═════ Input material
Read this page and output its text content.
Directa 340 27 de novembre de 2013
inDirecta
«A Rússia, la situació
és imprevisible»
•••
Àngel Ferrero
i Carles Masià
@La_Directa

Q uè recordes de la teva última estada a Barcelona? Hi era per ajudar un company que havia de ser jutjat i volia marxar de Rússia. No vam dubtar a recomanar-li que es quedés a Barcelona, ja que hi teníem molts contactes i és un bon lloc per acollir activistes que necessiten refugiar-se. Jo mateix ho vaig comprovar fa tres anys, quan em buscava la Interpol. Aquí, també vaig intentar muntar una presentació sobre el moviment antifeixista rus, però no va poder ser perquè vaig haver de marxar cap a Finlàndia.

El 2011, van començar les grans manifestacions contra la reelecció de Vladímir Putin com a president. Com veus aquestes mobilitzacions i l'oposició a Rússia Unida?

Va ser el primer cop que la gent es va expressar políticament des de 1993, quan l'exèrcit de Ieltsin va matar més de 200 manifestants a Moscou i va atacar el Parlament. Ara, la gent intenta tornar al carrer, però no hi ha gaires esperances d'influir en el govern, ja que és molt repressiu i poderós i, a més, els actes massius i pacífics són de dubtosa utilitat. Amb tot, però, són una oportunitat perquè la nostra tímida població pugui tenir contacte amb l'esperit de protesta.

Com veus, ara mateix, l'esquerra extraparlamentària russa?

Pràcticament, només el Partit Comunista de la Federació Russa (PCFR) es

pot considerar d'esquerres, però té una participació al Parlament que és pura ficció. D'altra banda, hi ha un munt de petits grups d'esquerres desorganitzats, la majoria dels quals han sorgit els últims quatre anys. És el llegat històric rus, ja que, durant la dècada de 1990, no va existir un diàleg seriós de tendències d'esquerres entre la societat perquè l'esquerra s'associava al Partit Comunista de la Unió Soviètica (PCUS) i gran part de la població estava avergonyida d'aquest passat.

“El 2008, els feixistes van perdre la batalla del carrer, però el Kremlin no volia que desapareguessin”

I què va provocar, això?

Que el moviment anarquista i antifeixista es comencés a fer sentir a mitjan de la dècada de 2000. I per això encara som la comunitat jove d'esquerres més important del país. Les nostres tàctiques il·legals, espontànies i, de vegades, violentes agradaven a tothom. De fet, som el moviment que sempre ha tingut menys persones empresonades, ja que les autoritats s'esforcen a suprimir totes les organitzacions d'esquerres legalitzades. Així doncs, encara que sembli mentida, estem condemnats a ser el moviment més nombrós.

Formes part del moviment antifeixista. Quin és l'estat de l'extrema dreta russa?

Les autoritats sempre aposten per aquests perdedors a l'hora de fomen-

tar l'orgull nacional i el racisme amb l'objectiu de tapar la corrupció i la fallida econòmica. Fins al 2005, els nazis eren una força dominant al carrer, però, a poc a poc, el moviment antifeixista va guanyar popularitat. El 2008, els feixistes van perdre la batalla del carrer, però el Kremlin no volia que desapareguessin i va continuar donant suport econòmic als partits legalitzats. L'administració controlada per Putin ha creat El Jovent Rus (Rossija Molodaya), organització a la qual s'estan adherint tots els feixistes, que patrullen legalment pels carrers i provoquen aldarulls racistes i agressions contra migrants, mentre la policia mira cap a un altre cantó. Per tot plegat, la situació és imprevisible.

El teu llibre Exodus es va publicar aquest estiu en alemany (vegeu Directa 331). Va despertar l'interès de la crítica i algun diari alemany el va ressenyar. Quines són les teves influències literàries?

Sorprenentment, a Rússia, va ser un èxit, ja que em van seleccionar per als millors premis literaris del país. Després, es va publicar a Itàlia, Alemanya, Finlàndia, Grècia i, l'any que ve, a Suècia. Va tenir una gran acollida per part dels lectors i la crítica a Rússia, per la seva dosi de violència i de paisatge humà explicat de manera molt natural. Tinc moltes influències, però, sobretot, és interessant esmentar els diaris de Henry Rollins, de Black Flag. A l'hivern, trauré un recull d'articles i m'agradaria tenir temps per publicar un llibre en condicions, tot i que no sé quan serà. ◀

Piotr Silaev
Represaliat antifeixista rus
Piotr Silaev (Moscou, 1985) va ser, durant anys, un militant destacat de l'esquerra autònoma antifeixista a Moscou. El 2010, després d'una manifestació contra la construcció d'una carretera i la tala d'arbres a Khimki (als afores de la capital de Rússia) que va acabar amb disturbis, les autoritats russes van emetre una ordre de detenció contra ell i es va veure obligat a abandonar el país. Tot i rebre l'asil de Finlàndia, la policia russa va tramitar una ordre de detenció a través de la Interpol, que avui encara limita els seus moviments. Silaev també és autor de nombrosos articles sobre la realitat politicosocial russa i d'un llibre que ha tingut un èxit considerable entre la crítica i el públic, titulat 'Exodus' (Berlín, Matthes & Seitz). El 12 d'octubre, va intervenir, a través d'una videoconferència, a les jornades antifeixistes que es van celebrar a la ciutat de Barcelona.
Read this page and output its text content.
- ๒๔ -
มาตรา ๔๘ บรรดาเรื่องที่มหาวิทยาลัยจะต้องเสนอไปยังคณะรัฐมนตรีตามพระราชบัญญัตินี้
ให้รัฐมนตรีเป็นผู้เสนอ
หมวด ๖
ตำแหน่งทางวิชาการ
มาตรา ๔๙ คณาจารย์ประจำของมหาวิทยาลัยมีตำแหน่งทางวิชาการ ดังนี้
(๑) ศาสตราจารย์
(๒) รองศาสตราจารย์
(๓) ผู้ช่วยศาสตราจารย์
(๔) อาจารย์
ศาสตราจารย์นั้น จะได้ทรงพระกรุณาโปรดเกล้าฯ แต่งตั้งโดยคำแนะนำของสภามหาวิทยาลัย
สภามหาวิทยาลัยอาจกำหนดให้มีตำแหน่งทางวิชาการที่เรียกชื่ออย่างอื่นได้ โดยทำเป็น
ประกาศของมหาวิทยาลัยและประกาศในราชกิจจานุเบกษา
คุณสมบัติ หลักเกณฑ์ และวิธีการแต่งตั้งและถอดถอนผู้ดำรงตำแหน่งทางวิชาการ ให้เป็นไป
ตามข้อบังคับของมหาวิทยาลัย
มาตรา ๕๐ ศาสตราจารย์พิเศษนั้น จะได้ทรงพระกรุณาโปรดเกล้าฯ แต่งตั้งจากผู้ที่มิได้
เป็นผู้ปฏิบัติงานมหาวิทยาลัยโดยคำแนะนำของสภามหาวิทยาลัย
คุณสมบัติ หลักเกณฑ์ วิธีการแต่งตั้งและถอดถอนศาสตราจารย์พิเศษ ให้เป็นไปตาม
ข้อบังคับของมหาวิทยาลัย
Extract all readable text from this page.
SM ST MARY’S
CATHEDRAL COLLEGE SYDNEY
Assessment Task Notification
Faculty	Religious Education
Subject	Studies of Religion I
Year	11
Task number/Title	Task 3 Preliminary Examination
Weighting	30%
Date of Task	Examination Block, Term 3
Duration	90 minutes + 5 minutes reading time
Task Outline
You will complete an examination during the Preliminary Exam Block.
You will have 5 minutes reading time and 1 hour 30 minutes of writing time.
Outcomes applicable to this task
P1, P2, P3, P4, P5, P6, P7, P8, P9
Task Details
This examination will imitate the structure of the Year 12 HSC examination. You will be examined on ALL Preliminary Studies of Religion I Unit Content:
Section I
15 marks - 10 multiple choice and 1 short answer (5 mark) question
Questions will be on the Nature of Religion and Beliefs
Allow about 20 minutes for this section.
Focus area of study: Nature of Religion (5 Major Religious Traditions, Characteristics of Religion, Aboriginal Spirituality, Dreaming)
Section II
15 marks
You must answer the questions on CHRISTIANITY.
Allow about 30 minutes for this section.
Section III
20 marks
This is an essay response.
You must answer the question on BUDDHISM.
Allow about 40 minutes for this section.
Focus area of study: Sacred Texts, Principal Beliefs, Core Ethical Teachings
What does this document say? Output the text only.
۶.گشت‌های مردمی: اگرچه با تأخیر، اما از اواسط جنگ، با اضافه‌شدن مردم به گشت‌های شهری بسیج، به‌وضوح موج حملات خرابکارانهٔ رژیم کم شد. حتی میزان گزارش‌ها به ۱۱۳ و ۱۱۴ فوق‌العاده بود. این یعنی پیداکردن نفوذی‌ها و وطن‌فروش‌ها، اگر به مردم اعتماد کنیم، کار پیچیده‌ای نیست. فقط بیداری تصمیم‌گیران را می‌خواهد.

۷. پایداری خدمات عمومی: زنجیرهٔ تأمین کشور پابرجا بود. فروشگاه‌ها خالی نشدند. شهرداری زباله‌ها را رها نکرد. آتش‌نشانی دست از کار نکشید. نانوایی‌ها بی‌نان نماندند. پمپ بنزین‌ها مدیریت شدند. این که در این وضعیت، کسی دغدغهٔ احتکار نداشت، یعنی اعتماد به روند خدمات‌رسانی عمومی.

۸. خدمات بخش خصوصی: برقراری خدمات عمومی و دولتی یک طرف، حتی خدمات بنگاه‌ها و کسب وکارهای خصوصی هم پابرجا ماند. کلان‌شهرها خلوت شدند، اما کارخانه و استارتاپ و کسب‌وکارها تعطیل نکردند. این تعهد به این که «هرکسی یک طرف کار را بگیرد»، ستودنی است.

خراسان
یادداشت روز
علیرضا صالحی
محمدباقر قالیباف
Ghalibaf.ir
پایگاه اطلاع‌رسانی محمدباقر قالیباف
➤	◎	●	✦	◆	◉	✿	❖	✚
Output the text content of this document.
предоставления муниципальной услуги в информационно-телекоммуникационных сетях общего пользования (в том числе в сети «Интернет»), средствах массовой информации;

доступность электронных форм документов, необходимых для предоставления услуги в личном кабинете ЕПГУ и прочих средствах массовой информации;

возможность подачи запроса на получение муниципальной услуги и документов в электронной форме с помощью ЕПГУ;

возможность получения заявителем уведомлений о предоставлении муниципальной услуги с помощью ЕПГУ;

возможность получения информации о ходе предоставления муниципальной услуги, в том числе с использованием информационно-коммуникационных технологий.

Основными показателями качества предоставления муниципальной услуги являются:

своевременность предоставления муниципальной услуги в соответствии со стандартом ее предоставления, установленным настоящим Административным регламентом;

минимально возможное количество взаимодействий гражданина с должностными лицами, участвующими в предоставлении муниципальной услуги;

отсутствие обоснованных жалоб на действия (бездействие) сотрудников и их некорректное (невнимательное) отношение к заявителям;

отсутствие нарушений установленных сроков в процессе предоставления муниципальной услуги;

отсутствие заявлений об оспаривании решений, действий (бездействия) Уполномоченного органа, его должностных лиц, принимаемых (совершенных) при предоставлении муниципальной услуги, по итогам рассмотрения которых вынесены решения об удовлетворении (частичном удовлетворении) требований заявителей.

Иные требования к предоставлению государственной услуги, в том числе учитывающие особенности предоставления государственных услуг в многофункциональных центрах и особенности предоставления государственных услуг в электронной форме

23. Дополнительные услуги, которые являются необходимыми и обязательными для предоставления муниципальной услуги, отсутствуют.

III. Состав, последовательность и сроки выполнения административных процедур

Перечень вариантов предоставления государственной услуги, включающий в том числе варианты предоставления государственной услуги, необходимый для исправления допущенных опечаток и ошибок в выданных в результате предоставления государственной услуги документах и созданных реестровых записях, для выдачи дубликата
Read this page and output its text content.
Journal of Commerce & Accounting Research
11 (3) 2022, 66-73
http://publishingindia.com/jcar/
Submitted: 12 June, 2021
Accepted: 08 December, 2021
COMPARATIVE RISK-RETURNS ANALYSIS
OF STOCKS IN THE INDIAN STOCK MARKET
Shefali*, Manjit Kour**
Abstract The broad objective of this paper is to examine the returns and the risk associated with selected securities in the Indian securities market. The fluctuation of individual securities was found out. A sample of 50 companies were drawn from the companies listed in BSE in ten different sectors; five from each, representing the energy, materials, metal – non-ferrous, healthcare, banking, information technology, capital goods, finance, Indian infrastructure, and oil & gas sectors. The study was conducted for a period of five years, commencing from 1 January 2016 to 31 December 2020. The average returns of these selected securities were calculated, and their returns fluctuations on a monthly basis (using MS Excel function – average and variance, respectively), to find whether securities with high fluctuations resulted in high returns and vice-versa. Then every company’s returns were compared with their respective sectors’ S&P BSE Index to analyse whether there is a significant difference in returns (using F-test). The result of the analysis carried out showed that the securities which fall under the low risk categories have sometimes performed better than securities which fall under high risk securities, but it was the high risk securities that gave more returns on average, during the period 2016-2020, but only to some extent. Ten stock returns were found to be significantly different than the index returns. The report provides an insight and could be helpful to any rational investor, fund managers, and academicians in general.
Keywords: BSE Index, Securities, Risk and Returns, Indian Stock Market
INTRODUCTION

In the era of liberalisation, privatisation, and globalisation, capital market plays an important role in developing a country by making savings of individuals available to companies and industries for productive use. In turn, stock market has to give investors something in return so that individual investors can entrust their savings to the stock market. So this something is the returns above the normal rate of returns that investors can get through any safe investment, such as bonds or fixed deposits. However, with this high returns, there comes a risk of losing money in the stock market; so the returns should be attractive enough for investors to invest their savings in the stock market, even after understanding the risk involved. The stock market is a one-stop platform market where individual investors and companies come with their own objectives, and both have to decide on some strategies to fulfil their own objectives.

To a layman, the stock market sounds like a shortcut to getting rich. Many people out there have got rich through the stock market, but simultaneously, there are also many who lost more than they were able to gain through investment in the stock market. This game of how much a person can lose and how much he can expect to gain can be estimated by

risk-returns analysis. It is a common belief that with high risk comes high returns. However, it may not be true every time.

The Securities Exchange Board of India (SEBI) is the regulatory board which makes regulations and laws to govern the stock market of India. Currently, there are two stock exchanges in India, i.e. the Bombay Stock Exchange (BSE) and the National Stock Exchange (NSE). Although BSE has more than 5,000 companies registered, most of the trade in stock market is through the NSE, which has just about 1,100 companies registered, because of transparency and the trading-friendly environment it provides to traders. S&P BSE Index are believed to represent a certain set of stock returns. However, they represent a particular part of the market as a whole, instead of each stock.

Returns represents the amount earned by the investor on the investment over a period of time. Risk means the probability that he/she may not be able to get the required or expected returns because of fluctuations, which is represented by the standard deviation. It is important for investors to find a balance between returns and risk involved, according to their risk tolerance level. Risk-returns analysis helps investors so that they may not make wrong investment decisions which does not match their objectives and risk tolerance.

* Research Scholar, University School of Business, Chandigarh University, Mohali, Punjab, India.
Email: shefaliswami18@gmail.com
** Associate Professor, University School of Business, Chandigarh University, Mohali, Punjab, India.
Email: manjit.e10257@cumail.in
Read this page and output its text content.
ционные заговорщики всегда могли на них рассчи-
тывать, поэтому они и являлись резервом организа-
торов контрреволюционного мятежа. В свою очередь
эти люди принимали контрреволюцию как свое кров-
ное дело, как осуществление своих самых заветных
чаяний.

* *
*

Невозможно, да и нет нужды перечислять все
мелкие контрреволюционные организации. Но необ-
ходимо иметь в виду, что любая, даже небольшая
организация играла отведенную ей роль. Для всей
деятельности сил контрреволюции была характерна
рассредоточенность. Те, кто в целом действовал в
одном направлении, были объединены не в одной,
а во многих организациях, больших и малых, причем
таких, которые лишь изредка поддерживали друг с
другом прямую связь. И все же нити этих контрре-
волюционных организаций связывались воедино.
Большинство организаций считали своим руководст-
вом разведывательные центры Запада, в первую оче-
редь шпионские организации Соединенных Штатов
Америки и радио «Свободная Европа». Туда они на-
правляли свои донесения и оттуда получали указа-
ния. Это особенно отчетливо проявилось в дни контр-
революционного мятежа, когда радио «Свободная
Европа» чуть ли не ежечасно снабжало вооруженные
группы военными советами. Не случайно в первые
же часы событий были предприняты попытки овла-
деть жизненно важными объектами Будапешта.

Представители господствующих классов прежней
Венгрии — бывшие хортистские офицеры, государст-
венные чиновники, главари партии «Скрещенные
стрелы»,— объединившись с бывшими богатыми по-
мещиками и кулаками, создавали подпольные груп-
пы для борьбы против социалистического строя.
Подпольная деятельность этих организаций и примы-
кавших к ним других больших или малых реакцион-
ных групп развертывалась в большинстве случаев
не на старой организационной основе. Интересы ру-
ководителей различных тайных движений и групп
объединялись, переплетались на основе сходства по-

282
══════════
**Objective:** In the records above, locate every line with the string "dels" and copy it.

**Output of the task:**
pot considerar d'esquerres, però té una participació al Parlament que és pura ficció. D'altra banda, hi ha un munt de petits grups d'esquerres desorganitzats, la majoria dels quals han sorgit els últims quatre anys. És el llegat històric rus, ja que, durant la dècada de 1990, no va existir un diàleg seriós de tendències d'esquerres entre la societat perquè l'esquerra s'associava al Partit Comunista de la Unió Soviètica (PCUS) i gran part de la població estava avergonyida d'aquest passat.
Sorprenentment, a Rússia, va ser un èxit, ja que em van seleccionar per als millors premis literaris del país. Després, es va publicar a Itàlia, Alemanya, Finlàndia, Grècia i, l'any que ve, a Suècia. Va tenir una gran acollida per part dels lectors i la crítica a Rússia, per la seva dosi de violència i de paisatge humà explicat de manera molt natural. Tinc moltes influències, però, sobretot, és interessant esmentar els diaris de Henry Rollins, de Black Flag. A l'hivern, trauré un recull d'articles i m'agradaria tenir temps per publicar un llibre en condicions, tot i que no sé quan serà. ◀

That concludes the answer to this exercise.